La liste des revendications qu’ils ont établie est simple : (1) retrait de ce nouveau contrat qui tire les salaires vers le bas, (2) création d’une convention collective qui fixe un salaire digne qui inclue les congés et les primes et qui oblige l’entreprise à payer le matériel de travail et les frais de déplacement, (3) pas de représailles ou de sanctions pour les grévistes.

La tentative de CCOO et UGT de négocier une convention au rabais début mai avec un certain nombre d’entreprises sous-traitantes de Telefónica (Abentel, Cobra, Comfica, Cotronic, Dominion, Elecnor, Itete, Liteyca, Montelnor et Teleco) n’a pas démotivé les grévistes. À l’heure qu’il est, ils semblent toujours aussi déterminés.

Pour pouvoir gagner, la solution serait sans doute que les sous-traitants en grève arrivent à étendre leur mobilisation, en particulier aux travailleurs de la maison mère Telefónica. Ceux-ci ne sont d’ailleurs pas restés insensibles à la grève de leurs collègues sous-traitants, refusant par exemple de réparer les nombreuses pannes qui se sont inévitablement déclenchées partout dans le pays. Le 2 juin, les travailleurs embauchés de Telefónica-Movistar à Grenade se sont mis en grève et se sont rassemblés devant le siège de la boîte, en soutien à leurs collègues indépendants ou sous-traitants, aux cris de « À travail égal, salaire égal. Un emploi digne pour tous ! ». La multiplication de ce genre d’actions dans les prochains jours pourrait permettre aux travailleurs sous-traitants de gagner.

-- DONNÉES ENREGISTRÉES --
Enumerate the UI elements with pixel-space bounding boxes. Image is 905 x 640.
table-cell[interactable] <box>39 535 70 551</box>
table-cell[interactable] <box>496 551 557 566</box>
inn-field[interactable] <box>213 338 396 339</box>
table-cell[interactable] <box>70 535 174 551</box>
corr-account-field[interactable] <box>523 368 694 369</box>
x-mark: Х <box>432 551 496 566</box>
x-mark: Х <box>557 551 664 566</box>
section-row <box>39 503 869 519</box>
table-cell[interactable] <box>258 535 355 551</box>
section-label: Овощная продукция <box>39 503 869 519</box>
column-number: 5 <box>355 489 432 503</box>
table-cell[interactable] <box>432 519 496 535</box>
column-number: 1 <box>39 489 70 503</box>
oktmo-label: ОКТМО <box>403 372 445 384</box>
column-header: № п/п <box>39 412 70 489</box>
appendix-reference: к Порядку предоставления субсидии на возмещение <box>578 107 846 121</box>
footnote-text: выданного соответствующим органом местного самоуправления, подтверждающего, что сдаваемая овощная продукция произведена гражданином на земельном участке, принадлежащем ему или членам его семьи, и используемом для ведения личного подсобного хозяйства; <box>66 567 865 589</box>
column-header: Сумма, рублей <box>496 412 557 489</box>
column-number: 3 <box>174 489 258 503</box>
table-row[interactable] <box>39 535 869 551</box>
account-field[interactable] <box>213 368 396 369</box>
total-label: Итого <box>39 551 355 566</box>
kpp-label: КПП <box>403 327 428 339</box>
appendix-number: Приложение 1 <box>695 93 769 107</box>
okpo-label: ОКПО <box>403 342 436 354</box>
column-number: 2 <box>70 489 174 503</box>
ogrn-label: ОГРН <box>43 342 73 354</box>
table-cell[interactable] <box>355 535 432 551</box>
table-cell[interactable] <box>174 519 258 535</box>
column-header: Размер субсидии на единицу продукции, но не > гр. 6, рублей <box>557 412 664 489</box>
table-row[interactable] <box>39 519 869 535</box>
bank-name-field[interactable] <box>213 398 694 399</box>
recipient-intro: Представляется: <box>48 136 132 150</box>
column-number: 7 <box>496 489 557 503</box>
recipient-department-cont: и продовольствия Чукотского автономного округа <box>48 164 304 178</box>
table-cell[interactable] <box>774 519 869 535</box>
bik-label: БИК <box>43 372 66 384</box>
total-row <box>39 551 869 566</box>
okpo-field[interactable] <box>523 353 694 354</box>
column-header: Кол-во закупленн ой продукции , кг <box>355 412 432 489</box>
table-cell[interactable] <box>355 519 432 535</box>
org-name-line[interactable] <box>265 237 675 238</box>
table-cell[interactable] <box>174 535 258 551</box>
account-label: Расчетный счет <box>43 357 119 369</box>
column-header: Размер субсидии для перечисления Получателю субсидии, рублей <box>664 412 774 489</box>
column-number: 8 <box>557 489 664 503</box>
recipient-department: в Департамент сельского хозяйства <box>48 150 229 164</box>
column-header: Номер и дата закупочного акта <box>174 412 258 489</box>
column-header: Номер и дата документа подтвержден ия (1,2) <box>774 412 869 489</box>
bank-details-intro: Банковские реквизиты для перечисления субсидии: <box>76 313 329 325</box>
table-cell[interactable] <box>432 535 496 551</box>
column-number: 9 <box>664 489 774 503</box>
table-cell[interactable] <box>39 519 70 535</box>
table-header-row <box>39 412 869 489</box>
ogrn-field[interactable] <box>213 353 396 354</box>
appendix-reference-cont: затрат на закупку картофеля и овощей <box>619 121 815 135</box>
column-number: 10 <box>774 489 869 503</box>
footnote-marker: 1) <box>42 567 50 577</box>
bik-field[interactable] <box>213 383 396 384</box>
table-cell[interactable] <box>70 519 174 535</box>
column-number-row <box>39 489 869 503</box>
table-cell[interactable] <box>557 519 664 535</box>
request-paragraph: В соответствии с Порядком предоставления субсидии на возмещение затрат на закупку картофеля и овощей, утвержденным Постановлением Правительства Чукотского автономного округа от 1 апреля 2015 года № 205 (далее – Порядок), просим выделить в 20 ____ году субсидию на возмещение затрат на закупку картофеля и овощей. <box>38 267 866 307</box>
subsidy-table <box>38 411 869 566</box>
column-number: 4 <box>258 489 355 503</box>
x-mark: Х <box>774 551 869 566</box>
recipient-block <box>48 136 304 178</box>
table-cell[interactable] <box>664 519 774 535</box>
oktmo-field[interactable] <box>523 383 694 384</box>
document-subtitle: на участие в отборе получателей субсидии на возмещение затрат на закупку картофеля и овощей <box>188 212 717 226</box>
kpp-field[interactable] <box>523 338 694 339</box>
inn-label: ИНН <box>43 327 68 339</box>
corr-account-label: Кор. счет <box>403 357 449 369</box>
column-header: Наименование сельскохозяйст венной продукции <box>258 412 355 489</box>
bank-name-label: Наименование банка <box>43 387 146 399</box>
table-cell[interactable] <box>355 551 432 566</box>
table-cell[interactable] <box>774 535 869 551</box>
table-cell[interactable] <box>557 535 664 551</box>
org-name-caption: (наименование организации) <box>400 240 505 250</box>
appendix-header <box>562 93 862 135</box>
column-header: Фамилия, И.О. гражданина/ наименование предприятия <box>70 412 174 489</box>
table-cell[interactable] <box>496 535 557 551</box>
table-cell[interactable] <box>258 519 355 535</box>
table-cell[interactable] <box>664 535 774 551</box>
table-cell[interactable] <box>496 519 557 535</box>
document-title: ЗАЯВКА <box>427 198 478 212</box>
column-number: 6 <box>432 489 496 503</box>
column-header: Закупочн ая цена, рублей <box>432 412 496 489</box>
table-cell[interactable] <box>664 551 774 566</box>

-- CONSIGNE --
Recopiez mot pour mot le passage de l'extrait sur la grève des sous-traitants de Telefónica, de « Pour pouvoir gagner, la » à « sous-traitants de gagner. ».

-- RÉPONSE ATTENDUE --
Pour pouvoir gagner, la solution serait sans doute que les sous-traitants en grève arrivent à étendre leur mobilisation, en particulier aux travailleurs de la maison mère Telefónica. Ceux-ci ne sont d’ailleurs pas restés insensibles à la grève de leurs collègues sous-traitants, refusant par exemple de réparer les nombreuses pannes qui se sont inévitablement déclenchées partout dans le pays. Le 2 juin, les travailleurs embauchés de Telefónica-Movistar à Grenade se sont mis en grève et se sont rassemblés devant le siège de la boîte, en soutien à leurs collègues indépendants ou sous-traitants, aux cris de « À travail égal, salaire égal. Un emploi digne pour tous ! ». La multiplication de ce genre d’actions dans les prochains jours pourrait permettre aux travailleurs sous-traitants de gagner.